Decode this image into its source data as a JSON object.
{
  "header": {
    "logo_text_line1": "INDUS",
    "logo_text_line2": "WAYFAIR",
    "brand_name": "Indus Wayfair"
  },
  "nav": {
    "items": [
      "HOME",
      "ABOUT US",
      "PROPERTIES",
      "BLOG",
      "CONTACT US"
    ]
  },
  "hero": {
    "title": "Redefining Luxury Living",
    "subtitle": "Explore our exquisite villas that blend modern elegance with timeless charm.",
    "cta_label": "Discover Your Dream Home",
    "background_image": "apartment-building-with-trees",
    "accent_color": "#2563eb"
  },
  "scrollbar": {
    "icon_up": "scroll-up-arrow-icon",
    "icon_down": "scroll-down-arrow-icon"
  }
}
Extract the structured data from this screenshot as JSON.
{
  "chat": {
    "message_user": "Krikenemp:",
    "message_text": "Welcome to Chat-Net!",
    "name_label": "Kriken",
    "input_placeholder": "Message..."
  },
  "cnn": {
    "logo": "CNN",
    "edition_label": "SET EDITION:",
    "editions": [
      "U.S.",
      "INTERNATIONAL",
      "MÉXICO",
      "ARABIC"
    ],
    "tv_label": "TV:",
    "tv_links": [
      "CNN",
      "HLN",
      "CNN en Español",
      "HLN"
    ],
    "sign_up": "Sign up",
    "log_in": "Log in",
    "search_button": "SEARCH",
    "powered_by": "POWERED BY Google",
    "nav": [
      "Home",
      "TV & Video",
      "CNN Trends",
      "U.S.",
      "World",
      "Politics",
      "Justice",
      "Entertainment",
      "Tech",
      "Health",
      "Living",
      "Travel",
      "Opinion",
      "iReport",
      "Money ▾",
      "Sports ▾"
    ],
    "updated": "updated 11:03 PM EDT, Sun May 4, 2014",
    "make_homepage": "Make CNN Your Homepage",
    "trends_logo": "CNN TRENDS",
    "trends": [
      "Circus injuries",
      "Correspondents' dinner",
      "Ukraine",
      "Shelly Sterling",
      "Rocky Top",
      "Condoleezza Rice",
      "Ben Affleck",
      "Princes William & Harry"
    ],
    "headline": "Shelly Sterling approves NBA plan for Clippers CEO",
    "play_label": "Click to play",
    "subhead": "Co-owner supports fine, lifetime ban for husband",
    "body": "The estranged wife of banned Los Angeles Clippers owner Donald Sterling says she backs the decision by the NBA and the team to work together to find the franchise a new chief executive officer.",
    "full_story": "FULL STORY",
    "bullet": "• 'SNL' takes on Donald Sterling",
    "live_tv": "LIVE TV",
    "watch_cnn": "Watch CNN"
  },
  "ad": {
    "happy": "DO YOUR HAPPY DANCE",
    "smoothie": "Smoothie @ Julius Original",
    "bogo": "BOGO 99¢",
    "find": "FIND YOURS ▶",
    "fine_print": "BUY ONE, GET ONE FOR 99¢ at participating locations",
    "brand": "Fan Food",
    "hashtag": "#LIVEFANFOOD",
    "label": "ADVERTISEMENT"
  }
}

> PROBLEM DETAILS: Show every line above in which the word "arrow" occurs.

> EXPECTED ANSWER:
    "icon_up": "scroll-up-arrow-icon",
    "icon_down": "scroll-down-arrow-icon"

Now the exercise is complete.